● Directions
Quote every line of the data below as it stands, omitting pictures.

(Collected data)
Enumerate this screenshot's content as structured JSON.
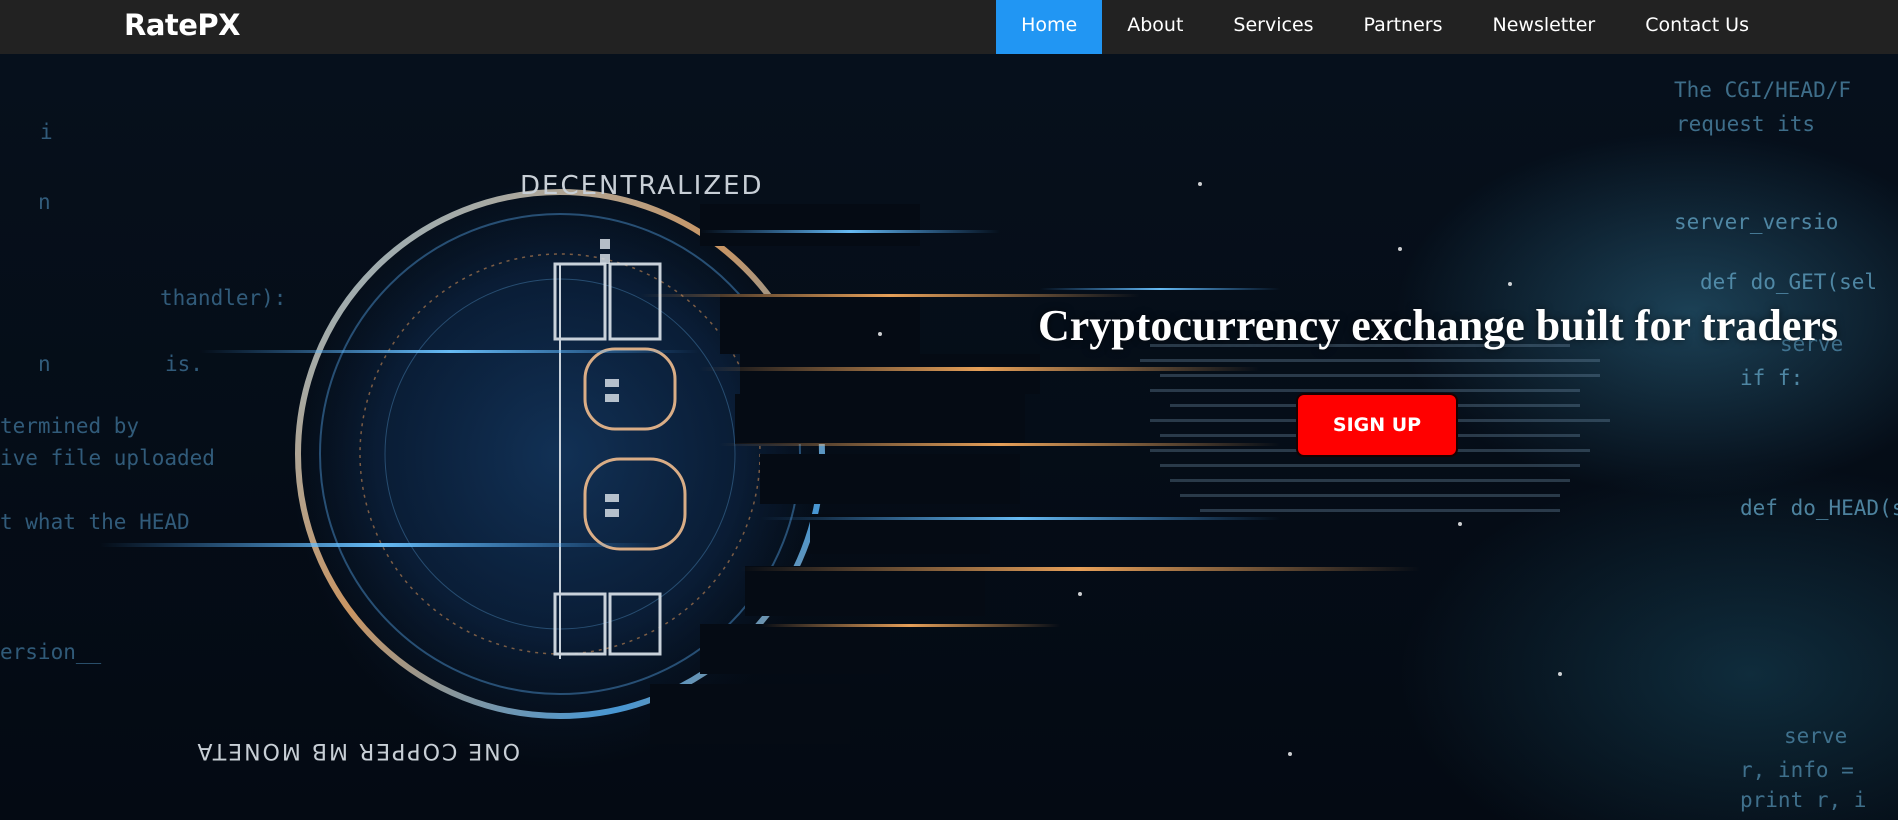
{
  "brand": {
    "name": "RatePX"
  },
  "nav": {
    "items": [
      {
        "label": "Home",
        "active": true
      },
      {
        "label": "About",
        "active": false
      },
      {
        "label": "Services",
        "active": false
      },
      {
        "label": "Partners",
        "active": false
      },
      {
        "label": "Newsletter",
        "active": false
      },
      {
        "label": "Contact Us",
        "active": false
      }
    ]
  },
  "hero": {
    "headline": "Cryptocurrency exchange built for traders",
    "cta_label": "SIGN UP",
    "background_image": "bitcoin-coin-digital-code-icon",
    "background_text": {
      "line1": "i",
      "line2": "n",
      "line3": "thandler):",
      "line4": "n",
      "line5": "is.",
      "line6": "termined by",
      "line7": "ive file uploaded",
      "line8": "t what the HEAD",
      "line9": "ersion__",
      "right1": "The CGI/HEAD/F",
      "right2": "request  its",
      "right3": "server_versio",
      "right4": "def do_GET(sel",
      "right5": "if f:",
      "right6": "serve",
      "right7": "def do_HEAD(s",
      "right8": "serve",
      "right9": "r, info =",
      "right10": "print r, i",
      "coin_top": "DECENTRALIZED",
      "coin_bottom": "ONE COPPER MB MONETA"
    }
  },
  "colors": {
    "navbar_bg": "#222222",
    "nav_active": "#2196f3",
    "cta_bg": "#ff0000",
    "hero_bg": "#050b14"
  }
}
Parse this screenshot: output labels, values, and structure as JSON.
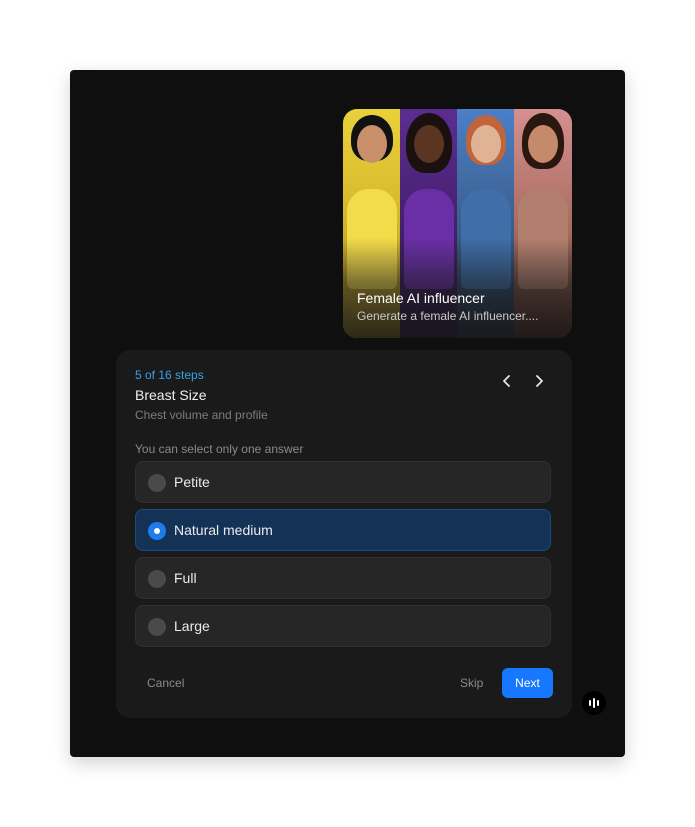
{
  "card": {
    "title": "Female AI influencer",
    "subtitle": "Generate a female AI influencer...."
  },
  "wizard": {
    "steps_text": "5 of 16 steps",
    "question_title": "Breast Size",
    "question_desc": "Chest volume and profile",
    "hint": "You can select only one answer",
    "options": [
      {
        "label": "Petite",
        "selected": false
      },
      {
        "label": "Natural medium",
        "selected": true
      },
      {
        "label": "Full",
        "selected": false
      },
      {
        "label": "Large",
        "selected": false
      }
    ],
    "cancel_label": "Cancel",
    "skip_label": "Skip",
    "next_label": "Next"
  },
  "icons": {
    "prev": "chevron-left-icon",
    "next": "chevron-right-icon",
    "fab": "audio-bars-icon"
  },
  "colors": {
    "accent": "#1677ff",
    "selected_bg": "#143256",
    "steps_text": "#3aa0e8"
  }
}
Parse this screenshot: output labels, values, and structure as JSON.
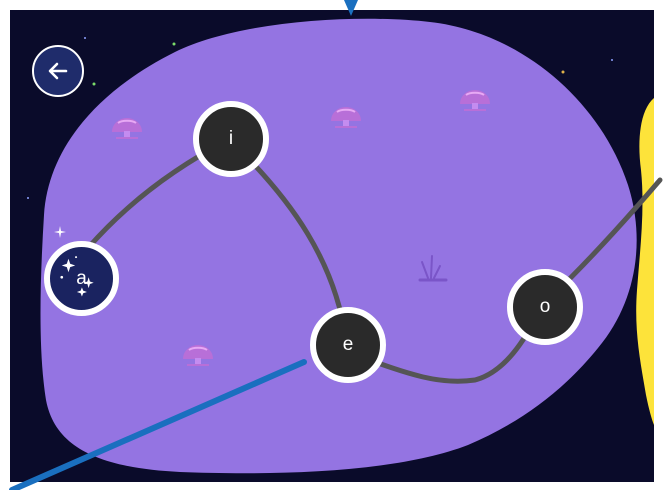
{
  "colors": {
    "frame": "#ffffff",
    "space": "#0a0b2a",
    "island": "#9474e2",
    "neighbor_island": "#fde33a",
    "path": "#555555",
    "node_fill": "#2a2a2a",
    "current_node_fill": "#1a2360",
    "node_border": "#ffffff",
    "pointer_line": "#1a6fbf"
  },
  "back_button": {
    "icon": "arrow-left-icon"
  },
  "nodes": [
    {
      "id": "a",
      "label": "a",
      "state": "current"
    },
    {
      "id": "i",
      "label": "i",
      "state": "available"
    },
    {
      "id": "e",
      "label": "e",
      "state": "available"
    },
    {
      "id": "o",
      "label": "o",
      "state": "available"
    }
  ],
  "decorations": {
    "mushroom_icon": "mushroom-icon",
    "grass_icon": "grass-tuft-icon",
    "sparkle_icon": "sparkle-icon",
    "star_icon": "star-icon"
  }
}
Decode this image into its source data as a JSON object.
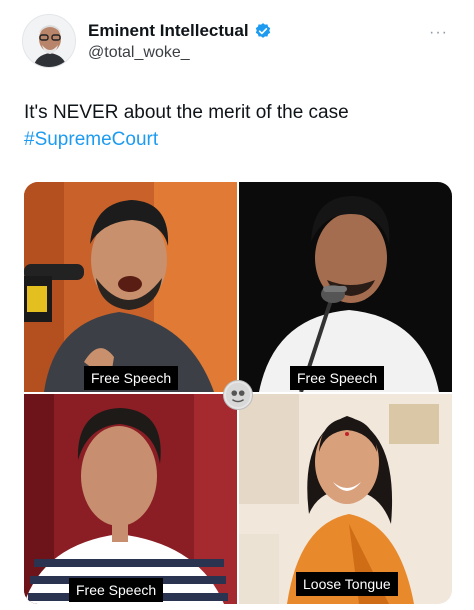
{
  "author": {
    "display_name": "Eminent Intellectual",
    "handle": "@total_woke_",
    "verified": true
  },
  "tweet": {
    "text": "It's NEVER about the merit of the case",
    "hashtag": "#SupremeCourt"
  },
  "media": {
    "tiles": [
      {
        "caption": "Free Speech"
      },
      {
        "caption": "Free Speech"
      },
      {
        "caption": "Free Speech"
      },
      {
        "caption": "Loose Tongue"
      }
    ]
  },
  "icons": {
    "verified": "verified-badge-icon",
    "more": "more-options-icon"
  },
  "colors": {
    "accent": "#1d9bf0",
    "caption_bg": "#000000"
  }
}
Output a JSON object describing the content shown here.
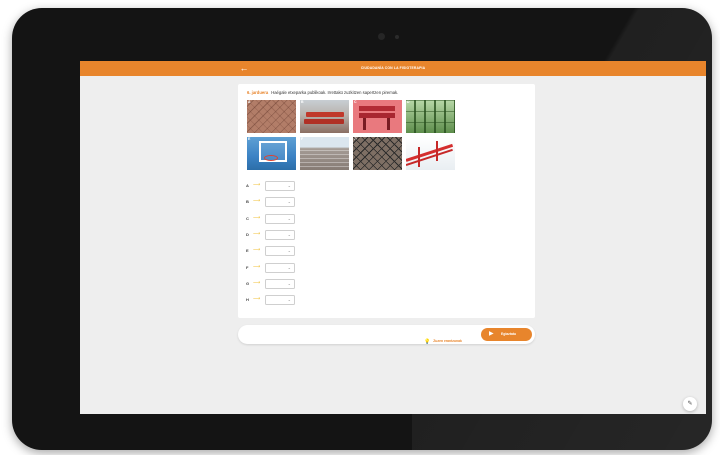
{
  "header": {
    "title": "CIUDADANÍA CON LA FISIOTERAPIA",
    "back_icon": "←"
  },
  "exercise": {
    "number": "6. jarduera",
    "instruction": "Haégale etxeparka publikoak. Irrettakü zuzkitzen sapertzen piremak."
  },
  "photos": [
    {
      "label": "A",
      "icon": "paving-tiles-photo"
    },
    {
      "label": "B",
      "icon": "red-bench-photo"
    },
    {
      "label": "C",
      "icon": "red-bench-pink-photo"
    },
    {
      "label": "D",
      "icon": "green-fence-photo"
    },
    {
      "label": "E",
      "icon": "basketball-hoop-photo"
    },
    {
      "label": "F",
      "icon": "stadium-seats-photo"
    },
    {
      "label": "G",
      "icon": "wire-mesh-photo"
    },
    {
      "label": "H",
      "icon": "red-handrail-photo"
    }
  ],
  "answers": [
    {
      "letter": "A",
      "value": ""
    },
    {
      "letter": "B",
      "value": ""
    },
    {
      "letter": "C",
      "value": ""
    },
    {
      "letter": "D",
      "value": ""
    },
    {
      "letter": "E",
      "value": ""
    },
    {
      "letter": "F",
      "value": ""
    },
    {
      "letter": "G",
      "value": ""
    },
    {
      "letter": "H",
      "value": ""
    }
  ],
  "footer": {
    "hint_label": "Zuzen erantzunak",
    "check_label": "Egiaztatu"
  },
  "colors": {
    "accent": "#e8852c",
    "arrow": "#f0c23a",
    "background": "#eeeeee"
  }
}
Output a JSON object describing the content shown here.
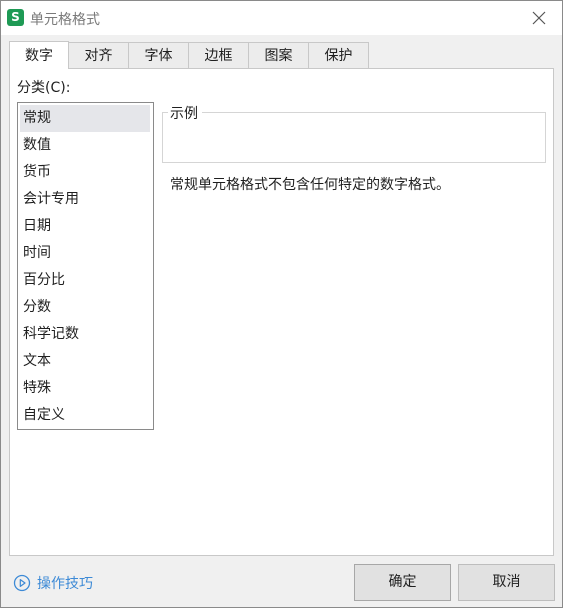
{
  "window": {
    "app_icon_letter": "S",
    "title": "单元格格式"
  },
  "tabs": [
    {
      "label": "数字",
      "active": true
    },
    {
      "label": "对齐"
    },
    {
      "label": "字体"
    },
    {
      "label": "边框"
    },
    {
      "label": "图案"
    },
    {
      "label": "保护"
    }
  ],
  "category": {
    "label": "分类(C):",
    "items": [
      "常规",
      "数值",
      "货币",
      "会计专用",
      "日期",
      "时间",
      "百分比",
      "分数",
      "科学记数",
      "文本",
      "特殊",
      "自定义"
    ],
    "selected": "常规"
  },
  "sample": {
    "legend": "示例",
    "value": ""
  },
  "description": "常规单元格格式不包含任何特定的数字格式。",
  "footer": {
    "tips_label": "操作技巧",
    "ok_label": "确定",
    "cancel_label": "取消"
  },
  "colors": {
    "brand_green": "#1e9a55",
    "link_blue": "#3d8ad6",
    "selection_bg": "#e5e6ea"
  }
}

● Exercise result
Enumerate this screenshot's content as structured JSON.
{
  "brand": {
    "name": "RatePX"
  },
  "nav": {
    "items": [
      {
        "label": "Home",
        "active": true
      },
      {
        "label": "About",
        "active": false
      },
      {
        "label": "Services",
        "active": false
      },
      {
        "label": "Partners",
        "active": false
      },
      {
        "label": "Newsletter",
        "active": false
      },
      {
        "label": "Contact Us",
        "active": false
      }
    ]
  },
  "hero": {
    "headline": "Cryptocurrency exchange built for traders",
    "cta_label": "SIGN UP",
    "background_image": "bitcoin-coin-digital-code-icon",
    "background_text": {
      "line1": "i",
      "line2": "n",
      "line3": "thandler):",
      "line4": "n",
      "line5": "is.",
      "line6": "termined by",
      "line7": "ive file uploaded",
      "line8": "t what the HEAD",
      "line9": "ersion__",
      "right1": "The CGI/HEAD/F",
      "right2": "request  its",
      "right3": "server_versio",
      "right4": "def do_GET(sel",
      "right5": "if f:",
      "right6": "serve",
      "right7": "def do_HEAD(s",
      "right8": "serve",
      "right9": "r, info =",
      "right10": "print r, i",
      "coin_top": "DECENTRALIZED",
      "coin_bottom": "ONE COPPER MB MONETA"
    }
  },
  "colors": {
    "navbar_bg": "#222222",
    "nav_active": "#2196f3",
    "cta_bg": "#ff0000",
    "hero_bg": "#050b14"
  }
}
Parse this screenshot: output labels, values, and structure as JSON.
{
  "card": {
    "title": "Female AI influencer",
    "subtitle": "Generate a female AI influencer...."
  },
  "wizard": {
    "steps_text": "5 of 16 steps",
    "question_title": "Breast Size",
    "question_desc": "Chest volume and profile",
    "hint": "You can select only one answer",
    "options": [
      {
        "label": "Petite",
        "selected": false
      },
      {
        "label": "Natural medium",
        "selected": true
      },
      {
        "label": "Full",
        "selected": false
      },
      {
        "label": "Large",
        "selected": false
      }
    ],
    "cancel_label": "Cancel",
    "skip_label": "Skip",
    "next_label": "Next"
  },
  "icons": {
    "prev": "chevron-left-icon",
    "next": "chevron-right-icon",
    "fab": "audio-bars-icon"
  },
  "colors": {
    "accent": "#1677ff",
    "selected_bg": "#143256",
    "steps_text": "#3aa0e8"
  }
}
Parse this screenshot: output labels, values, and structure as JSON.
{
  "colors": {
    "frame": "#ffffff",
    "space": "#0a0b2a",
    "island": "#9474e2",
    "neighbor_island": "#fde33a",
    "path": "#555555",
    "node_fill": "#2a2a2a",
    "current_node_fill": "#1a2360",
    "node_border": "#ffffff",
    "pointer_line": "#1a6fbf"
  },
  "back_button": {
    "icon": "arrow-left-icon"
  },
  "nodes": [
    {
      "id": "a",
      "label": "a",
      "state": "current"
    },
    {
      "id": "i",
      "label": "i",
      "state": "available"
    },
    {
      "id": "e",
      "label": "e",
      "state": "available"
    },
    {
      "id": "o",
      "label": "o",
      "state": "available"
    }
  ],
  "decorations": {
    "mushroom_icon": "mushroom-icon",
    "grass_icon": "grass-tuft-icon",
    "sparkle_icon": "sparkle-icon",
    "star_icon": "star-icon"
  }
}
Decode this image into its source data as a JSON object.
{
  "author": {
    "display_name": "Eminent Intellectual",
    "handle": "@total_woke_",
    "verified": true
  },
  "tweet": {
    "text": "It's NEVER about the merit of the case",
    "hashtag": "#SupremeCourt"
  },
  "media": {
    "tiles": [
      {
        "caption": "Free Speech"
      },
      {
        "caption": "Free Speech"
      },
      {
        "caption": "Free Speech"
      },
      {
        "caption": "Loose Tongue"
      }
    ]
  },
  "icons": {
    "verified": "verified-badge-icon",
    "more": "more-options-icon"
  },
  "colors": {
    "accent": "#1d9bf0",
    "caption_bg": "#000000"
  }
}
Output a JSON object describing the content shown here.
{
  "header": {
    "title": "CIUDADANÍA CON LA FISIOTERAPIA",
    "back_icon": "←"
  },
  "exercise": {
    "number": "6. jarduera",
    "instruction": "Haégale etxeparka publikoak. Irrettakü zuzkitzen sapertzen piremak."
  },
  "photos": [
    {
      "label": "A",
      "icon": "paving-tiles-photo"
    },
    {
      "label": "B",
      "icon": "red-bench-photo"
    },
    {
      "label": "C",
      "icon": "red-bench-pink-photo"
    },
    {
      "label": "D",
      "icon": "green-fence-photo"
    },
    {
      "label": "E",
      "icon": "basketball-hoop-photo"
    },
    {
      "label": "F",
      "icon": "stadium-seats-photo"
    },
    {
      "label": "G",
      "icon": "wire-mesh-photo"
    },
    {
      "label": "H",
      "icon": "red-handrail-photo"
    }
  ],
  "answers": [
    {
      "letter": "A",
      "value": ""
    },
    {
      "letter": "B",
      "value": ""
    },
    {
      "letter": "C",
      "value": ""
    },
    {
      "letter": "D",
      "value": ""
    },
    {
      "letter": "E",
      "value": ""
    },
    {
      "letter": "F",
      "value": ""
    },
    {
      "letter": "G",
      "value": ""
    },
    {
      "letter": "H",
      "value": ""
    }
  ],
  "footer": {
    "hint_label": "Zuzen erantzunak",
    "check_label": "Egiaztatu"
  },
  "colors": {
    "accent": "#e8852c",
    "arrow": "#f0c23a",
    "background": "#eeeeee"
  }
}
Output a JSON object describing the content shown here.
{
  "window": {
    "app_icon_letter": "S",
    "title": "单元格格式"
  },
  "tabs": [
    {
      "label": "数字",
      "active": true
    },
    {
      "label": "对齐"
    },
    {
      "label": "字体"
    },
    {
      "label": "边框"
    },
    {
      "label": "图案"
    },
    {
      "label": "保护"
    }
  ],
  "category": {
    "label": "分类(C):",
    "items": [
      "常规",
      "数值",
      "货币",
      "会计专用",
      "日期",
      "时间",
      "百分比",
      "分数",
      "科学记数",
      "文本",
      "特殊",
      "自定义"
    ],
    "selected": "常规"
  },
  "sample": {
    "legend": "示例",
    "value": ""
  },
  "description": "常规单元格格式不包含任何特定的数字格式。",
  "footer": {
    "tips_label": "操作技巧",
    "ok_label": "确定",
    "cancel_label": "取消"
  },
  "colors": {
    "brand_green": "#1e9a55",
    "link_blue": "#3d8ad6",
    "selection_bg": "#e5e6ea"
  }
}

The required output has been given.